==== Listed records ====

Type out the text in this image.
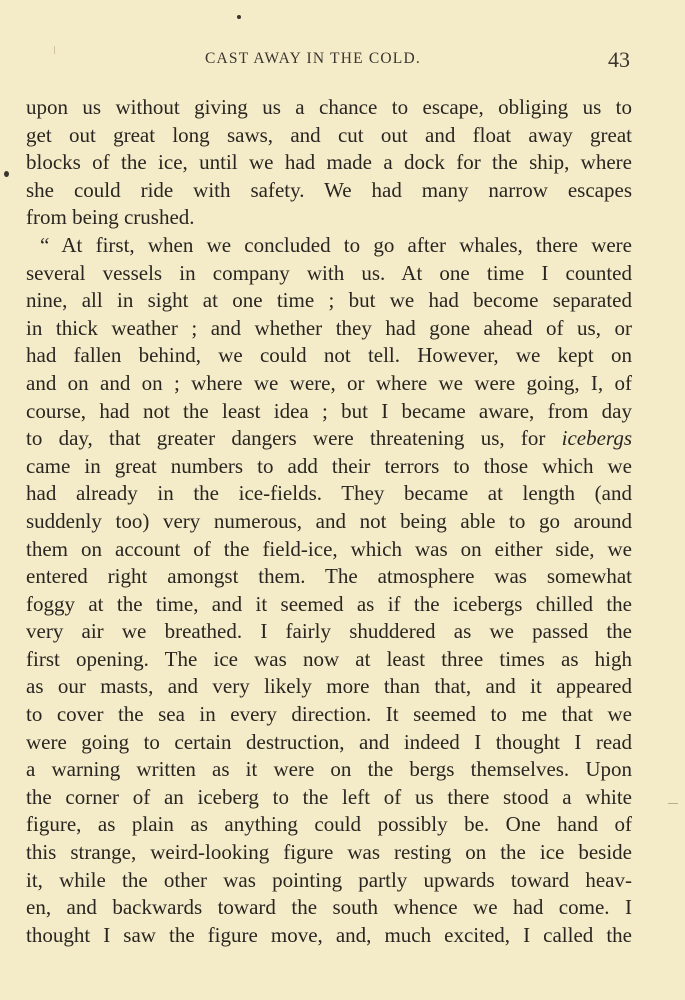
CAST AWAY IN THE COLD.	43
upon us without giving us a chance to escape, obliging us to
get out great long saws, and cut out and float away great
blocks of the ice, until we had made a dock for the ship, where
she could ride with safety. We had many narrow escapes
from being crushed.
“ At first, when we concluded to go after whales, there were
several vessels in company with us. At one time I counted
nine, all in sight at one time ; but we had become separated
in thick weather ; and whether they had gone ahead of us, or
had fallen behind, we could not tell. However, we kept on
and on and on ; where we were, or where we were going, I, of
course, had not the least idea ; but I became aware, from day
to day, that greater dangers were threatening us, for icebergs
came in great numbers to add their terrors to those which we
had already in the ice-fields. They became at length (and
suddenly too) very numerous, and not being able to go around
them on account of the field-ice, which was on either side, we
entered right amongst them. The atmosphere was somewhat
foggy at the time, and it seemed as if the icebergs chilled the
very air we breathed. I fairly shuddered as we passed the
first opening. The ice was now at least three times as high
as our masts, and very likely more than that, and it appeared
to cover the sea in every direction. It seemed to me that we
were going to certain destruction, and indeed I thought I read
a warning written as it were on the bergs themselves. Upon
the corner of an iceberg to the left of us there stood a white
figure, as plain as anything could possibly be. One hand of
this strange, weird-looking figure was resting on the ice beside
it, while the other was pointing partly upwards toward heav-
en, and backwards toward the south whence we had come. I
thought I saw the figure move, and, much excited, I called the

====
==== Listed records ====

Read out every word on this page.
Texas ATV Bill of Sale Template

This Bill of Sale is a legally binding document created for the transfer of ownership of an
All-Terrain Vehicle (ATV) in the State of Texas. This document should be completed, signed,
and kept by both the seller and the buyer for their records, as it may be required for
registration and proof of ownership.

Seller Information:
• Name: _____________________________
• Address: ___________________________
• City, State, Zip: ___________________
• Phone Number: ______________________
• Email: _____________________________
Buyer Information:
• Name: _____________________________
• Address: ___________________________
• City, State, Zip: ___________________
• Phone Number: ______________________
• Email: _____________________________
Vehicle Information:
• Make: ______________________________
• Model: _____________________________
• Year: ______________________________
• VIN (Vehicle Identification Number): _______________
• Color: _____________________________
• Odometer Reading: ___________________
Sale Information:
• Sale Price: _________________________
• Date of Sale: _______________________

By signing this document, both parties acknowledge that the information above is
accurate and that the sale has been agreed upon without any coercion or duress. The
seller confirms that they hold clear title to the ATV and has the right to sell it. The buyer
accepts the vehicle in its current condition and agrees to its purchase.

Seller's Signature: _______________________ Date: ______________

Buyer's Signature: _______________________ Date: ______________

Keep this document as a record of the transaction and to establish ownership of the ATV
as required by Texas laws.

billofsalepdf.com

====
==== Listed records ====

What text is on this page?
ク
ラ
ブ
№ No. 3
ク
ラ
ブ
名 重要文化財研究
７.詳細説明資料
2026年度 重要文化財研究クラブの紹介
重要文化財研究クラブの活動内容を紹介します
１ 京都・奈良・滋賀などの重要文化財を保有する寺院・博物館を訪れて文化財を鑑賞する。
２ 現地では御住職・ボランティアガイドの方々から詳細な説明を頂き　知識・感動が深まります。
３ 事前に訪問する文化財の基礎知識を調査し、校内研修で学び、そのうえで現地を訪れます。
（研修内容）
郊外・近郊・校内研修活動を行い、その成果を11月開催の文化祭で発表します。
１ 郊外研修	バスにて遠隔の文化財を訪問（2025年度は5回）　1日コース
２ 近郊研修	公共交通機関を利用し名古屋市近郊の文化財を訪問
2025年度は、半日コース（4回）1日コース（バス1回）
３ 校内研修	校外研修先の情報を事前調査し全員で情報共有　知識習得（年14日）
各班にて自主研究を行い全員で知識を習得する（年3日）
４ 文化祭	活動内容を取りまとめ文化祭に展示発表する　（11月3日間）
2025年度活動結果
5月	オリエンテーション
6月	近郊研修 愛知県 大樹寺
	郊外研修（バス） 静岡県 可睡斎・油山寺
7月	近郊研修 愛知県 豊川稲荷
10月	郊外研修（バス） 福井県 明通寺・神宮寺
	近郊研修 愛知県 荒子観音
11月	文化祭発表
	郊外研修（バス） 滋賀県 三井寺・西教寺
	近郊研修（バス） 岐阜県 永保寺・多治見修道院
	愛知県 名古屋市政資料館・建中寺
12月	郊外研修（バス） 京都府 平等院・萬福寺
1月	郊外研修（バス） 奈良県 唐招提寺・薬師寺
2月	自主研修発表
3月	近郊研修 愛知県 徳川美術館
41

====

Goal — Copy each line of the preceding data that contains the string "document".

Task output —
This Bill of Sale is a legally binding document created for the transfer of ownership of an
All-Terrain Vehicle (ATV) in the State of Texas. This document should be completed, signed,
By signing this document, both parties acknowledge that the information above is
Keep this document as a record of the transaction and to establish ownership of the ATV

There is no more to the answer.